**Instructions to follow:** The records that follow are to be transcribed in full, without their images.

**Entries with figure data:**
════════════════
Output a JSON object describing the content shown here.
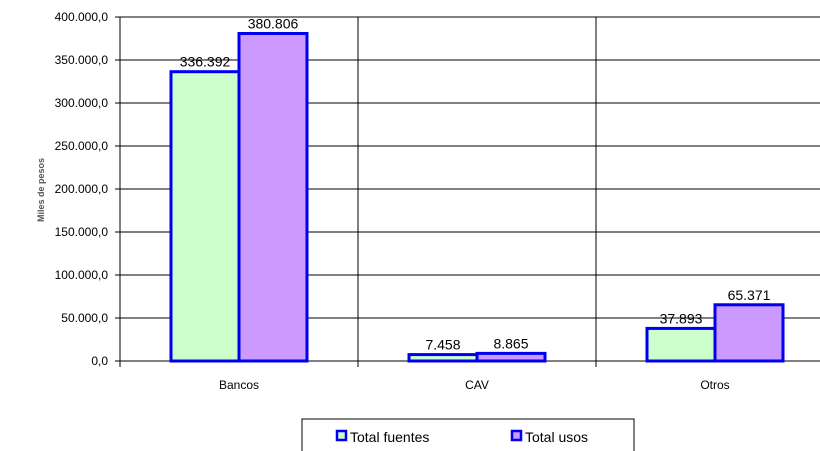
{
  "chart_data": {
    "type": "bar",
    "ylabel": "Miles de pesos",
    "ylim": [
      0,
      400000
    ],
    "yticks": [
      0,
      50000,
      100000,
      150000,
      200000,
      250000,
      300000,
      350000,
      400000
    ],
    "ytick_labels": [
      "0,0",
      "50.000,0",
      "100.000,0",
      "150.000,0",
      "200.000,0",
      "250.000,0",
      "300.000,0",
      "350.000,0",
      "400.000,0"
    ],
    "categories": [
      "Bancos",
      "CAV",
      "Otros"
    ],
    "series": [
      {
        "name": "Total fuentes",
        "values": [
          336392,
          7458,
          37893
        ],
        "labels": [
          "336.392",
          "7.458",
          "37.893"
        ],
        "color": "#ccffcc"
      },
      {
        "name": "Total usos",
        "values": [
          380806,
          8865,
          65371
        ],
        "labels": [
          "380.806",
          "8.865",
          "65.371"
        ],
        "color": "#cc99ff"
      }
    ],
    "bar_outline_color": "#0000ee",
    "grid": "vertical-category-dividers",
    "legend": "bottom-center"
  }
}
════════════════
**Written solution:**
Output a JSON object describing the content shown here.
{
  "chart_data": {
    "type": "bar",
    "ylabel": "Miles de pesos",
    "ylim": [
      0,
      400000
    ],
    "yticks": [
      0,
      50000,
      100000,
      150000,
      200000,
      250000,
      300000,
      350000,
      400000
    ],
    "ytick_labels": [
      "0,0",
      "50.000,0",
      "100.000,0",
      "150.000,0",
      "200.000,0",
      "250.000,0",
      "300.000,0",
      "350.000,0",
      "400.000,0"
    ],
    "categories": [
      "Bancos",
      "CAV",
      "Otros"
    ],
    "series": [
      {
        "name": "Total fuentes",
        "values": [
          336392,
          7458,
          37893
        ],
        "labels": [
          "336.392",
          "7.458",
          "37.893"
        ],
        "color": "#ccffcc"
      },
      {
        "name": "Total usos",
        "values": [
          380806,
          8865,
          65371
        ],
        "labels": [
          "380.806",
          "8.865",
          "65.371"
        ],
        "color": "#cc99ff"
      }
    ],
    "bar_outline_color": "#0000ee",
    "grid": "vertical-category-dividers",
    "legend": "bottom-center"
  }
}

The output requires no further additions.